## RECORDS TO USE
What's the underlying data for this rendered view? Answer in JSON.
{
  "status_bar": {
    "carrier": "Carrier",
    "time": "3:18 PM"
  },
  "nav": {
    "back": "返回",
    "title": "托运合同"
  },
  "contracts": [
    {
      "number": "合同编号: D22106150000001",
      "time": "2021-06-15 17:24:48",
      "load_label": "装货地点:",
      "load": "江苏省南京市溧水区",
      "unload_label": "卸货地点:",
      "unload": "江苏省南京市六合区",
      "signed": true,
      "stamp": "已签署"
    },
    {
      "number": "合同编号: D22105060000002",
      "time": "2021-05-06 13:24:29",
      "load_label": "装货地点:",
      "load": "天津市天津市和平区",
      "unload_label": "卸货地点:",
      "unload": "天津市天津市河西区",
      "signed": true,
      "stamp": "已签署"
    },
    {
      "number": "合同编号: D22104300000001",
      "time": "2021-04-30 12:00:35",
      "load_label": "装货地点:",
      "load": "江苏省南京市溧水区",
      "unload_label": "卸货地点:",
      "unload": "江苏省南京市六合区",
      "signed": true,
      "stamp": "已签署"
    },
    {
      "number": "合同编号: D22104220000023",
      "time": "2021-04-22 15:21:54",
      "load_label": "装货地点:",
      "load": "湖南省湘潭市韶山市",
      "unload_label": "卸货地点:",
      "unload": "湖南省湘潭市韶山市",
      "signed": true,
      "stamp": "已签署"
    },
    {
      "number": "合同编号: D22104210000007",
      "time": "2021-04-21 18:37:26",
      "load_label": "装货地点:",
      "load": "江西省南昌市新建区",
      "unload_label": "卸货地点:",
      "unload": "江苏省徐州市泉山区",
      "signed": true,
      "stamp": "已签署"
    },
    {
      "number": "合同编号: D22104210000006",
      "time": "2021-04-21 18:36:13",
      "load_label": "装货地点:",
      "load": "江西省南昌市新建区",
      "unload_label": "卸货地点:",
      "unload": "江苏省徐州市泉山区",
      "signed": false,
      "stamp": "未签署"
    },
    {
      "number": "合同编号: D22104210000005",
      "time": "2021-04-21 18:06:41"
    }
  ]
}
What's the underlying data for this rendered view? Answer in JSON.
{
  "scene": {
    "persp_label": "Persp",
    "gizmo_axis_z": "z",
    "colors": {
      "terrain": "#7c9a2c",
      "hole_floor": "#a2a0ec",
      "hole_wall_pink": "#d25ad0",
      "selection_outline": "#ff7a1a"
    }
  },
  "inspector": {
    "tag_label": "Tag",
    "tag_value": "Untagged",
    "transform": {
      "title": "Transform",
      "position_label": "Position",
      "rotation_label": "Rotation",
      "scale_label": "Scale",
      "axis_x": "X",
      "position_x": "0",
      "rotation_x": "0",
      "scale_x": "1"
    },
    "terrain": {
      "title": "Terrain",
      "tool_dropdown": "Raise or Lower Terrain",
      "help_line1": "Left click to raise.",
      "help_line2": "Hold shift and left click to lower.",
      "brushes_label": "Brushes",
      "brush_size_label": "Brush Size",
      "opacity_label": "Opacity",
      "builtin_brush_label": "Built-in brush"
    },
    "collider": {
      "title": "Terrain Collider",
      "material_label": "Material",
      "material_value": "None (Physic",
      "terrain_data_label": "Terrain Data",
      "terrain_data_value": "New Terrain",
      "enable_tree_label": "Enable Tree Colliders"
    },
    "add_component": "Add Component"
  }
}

## WHAT TO DO
Write out all the records above again, exactly as they stand.

## TASK RESPONSE
What's the underlying data for this rendered view? Answer in JSON.
{
  "status_bar": {
    "carrier": "Carrier",
    "time": "3:18 PM"
  },
  "nav": {
    "back": "返回",
    "title": "托运合同"
  },
  "contracts": [
    {
      "number": "合同编号: D22106150000001",
      "time": "2021-06-15 17:24:48",
      "load_label": "装货地点:",
      "load": "江苏省南京市溧水区",
      "unload_label": "卸货地点:",
      "unload": "江苏省南京市六合区",
      "signed": true,
      "stamp": "已签署"
    },
    {
      "number": "合同编号: D22105060000002",
      "time": "2021-05-06 13:24:29",
      "load_label": "装货地点:",
      "load": "天津市天津市和平区",
      "unload_label": "卸货地点:",
      "unload": "天津市天津市河西区",
      "signed": true,
      "stamp": "已签署"
    },
    {
      "number": "合同编号: D22104300000001",
      "time": "2021-04-30 12:00:35",
      "load_label": "装货地点:",
      "load": "江苏省南京市溧水区",
      "unload_label": "卸货地点:",
      "unload": "江苏省南京市六合区",
      "signed": true,
      "stamp": "已签署"
    },
    {
      "number": "合同编号: D22104220000023",
      "time": "2021-04-22 15:21:54",
      "load_label": "装货地点:",
      "load": "湖南省湘潭市韶山市",
      "unload_label": "卸货地点:",
      "unload": "湖南省湘潭市韶山市",
      "signed": true,
      "stamp": "已签署"
    },
    {
      "number": "合同编号: D22104210000007",
      "time": "2021-04-21 18:37:26",
      "load_label": "装货地点:",
      "load": "江西省南昌市新建区",
      "unload_label": "卸货地点:",
      "unload": "江苏省徐州市泉山区",
      "signed": true,
      "stamp": "已签署"
    },
    {
      "number": "合同编号: D22104210000006",
      "time": "2021-04-21 18:36:13",
      "load_label": "装货地点:",
      "load": "江西省南昌市新建区",
      "unload_label": "卸货地点:",
      "unload": "江苏省徐州市泉山区",
      "signed": false,
      "stamp": "未签署"
    },
    {
      "number": "合同编号: D22104210000005",
      "time": "2021-04-21 18:06:41"
    }
  ]
}
What's the underlying data for this rendered view? Answer in JSON.
{
  "scene": {
    "persp_label": "Persp",
    "gizmo_axis_z": "z",
    "colors": {
      "terrain": "#7c9a2c",
      "hole_floor": "#a2a0ec",
      "hole_wall_pink": "#d25ad0",
      "selection_outline": "#ff7a1a"
    }
  },
  "inspector": {
    "tag_label": "Tag",
    "tag_value": "Untagged",
    "transform": {
      "title": "Transform",
      "position_label": "Position",
      "rotation_label": "Rotation",
      "scale_label": "Scale",
      "axis_x": "X",
      "position_x": "0",
      "rotation_x": "0",
      "scale_x": "1"
    },
    "terrain": {
      "title": "Terrain",
      "tool_dropdown": "Raise or Lower Terrain",
      "help_line1": "Left click to raise.",
      "help_line2": "Hold shift and left click to lower.",
      "brushes_label": "Brushes",
      "brush_size_label": "Brush Size",
      "opacity_label": "Opacity",
      "builtin_brush_label": "Built-in brush"
    },
    "collider": {
      "title": "Terrain Collider",
      "material_label": "Material",
      "material_value": "None (Physic",
      "terrain_data_label": "Terrain Data",
      "terrain_data_value": "New Terrain",
      "enable_tree_label": "Enable Tree Colliders"
    },
    "add_component": "Add Component"
  }
}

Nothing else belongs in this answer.